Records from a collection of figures

• • • • • • •

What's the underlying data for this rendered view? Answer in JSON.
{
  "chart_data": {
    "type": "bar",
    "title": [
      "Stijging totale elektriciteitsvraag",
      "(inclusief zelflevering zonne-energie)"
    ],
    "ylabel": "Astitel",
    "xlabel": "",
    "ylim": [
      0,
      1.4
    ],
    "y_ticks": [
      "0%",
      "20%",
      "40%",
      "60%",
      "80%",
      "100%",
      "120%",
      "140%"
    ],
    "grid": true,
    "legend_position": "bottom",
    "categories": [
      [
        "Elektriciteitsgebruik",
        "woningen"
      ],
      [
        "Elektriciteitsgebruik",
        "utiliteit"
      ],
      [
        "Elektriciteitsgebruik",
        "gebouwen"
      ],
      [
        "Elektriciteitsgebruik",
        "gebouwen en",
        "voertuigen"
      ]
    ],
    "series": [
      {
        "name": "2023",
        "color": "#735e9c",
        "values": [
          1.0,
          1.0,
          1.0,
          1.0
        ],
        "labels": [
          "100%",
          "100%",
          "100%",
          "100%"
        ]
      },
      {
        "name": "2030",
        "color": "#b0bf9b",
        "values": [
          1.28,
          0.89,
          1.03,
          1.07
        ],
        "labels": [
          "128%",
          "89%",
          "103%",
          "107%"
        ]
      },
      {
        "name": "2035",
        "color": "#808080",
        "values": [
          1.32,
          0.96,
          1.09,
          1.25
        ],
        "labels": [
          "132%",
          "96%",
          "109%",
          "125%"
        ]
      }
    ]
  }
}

• • • • • • •

PROMPT. Copy out the full material exactly as it appears.

RESULT OF THE EXERCISE.
What's the underlying data for this rendered view? Answer in JSON.
{
  "chart_data": {
    "type": "bar",
    "title": [
      "Stijging totale elektriciteitsvraag",
      "(inclusief zelflevering zonne-energie)"
    ],
    "ylabel": "Astitel",
    "xlabel": "",
    "ylim": [
      0,
      1.4
    ],
    "y_ticks": [
      "0%",
      "20%",
      "40%",
      "60%",
      "80%",
      "100%",
      "120%",
      "140%"
    ],
    "grid": true,
    "legend_position": "bottom",
    "categories": [
      [
        "Elektriciteitsgebruik",
        "woningen"
      ],
      [
        "Elektriciteitsgebruik",
        "utiliteit"
      ],
      [
        "Elektriciteitsgebruik",
        "gebouwen"
      ],
      [
        "Elektriciteitsgebruik",
        "gebouwen en",
        "voertuigen"
      ]
    ],
    "series": [
      {
        "name": "2023",
        "color": "#735e9c",
        "values": [
          1.0,
          1.0,
          1.0,
          1.0
        ],
        "labels": [
          "100%",
          "100%",
          "100%",
          "100%"
        ]
      },
      {
        "name": "2030",
        "color": "#b0bf9b",
        "values": [
          1.28,
          0.89,
          1.03,
          1.07
        ],
        "labels": [
          "128%",
          "89%",
          "103%",
          "107%"
        ]
      },
      {
        "name": "2035",
        "color": "#808080",
        "values": [
          1.32,
          0.96,
          1.09,
          1.25
        ],
        "labels": [
          "132%",
          "96%",
          "109%",
          "125%"
        ]
      }
    ]
  }
}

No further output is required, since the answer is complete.